> **SOURCE MATERIAL**:

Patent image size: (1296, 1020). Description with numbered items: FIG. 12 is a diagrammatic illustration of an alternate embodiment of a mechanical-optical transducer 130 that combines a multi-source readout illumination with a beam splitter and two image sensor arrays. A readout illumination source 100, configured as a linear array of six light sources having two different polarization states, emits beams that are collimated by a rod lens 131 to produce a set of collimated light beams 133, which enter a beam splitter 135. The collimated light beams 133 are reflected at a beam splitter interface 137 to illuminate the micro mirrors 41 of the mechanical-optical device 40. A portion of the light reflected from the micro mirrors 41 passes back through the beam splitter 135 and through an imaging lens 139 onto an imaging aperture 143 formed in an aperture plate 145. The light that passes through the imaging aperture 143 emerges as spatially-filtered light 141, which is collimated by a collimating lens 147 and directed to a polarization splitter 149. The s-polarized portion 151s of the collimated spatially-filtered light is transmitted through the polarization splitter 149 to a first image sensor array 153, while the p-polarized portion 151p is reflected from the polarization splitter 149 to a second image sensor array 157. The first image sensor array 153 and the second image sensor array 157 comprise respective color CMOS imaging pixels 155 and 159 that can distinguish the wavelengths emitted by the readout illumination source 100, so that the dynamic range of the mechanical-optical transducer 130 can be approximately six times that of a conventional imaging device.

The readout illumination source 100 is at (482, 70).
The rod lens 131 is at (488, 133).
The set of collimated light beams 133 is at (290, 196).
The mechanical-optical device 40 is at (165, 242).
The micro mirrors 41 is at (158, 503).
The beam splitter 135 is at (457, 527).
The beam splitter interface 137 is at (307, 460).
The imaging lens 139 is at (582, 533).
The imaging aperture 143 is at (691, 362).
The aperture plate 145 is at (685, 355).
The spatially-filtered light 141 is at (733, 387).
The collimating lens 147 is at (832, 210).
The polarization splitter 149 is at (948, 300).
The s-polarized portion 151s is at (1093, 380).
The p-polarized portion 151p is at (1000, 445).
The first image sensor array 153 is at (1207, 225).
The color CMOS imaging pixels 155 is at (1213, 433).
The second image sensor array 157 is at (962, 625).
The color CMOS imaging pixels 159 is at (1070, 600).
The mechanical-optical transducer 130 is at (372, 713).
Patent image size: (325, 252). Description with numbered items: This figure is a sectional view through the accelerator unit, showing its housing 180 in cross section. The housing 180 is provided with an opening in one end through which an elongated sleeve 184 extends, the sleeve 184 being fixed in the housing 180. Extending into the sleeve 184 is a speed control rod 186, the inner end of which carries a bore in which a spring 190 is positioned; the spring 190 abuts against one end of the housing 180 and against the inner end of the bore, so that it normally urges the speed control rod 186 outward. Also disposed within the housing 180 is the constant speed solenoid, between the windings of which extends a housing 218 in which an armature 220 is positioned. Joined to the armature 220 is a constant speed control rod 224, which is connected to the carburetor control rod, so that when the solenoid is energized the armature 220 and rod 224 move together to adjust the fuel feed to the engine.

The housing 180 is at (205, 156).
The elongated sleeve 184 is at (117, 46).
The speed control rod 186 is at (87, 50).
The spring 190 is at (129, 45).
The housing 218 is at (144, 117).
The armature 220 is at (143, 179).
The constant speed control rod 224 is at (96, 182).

---

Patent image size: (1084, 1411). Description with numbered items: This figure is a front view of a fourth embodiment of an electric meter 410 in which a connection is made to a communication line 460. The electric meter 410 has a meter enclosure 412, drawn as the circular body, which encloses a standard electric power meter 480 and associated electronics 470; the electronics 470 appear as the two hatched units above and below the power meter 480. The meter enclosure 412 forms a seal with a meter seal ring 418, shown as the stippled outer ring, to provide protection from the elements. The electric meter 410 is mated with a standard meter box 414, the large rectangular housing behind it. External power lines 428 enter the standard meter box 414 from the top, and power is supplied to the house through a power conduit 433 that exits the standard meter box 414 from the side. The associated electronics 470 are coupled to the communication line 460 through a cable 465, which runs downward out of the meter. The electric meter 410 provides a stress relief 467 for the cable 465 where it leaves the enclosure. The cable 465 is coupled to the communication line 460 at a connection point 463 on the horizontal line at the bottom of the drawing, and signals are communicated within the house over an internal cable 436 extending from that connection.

> **THE EXERCISE**: Copy the data verbatim, starting at the line containing "Patent image size: (325, 252)." and ending at the line containing "The constant speed control".

> **THE ANSWER**:
Patent image size: (325, 252). Description with numbered items: This figure is a sectional view through the accelerator unit, showing its housing 180 in cross section. The housing 180 is provided with an opening in one end through which an elongated sleeve 184 extends, the sleeve 184 being fixed in the housing 180. Extending into the sleeve 184 is a speed control rod 186, the inner end of which carries a bore in which a spring 190 is positioned; the spring 190 abuts against one end of the housing 180 and against the inner end of the bore, so that it normally urges the speed control rod 186 outward. Also disposed within the housing 180 is the constant speed solenoid, between the windings of which extends a housing 218 in which an armature 220 is positioned. Joined to the armature 220 is a constant speed control rod 224, which is connected to the carburetor control rod, so that when the solenoid is energized the armature 220 and rod 224 move together to adjust the fuel feed to the engine.

The housing 180 is at (205, 156).
The elongated sleeve 184 is at (117, 46).
The speed control rod 186 is at (87, 50).
The spring 190 is at (129, 45).
The housing 218 is at (144, 117).
The armature 220 is at (143, 179).
The constant speed control rod 224 is at (96, 182).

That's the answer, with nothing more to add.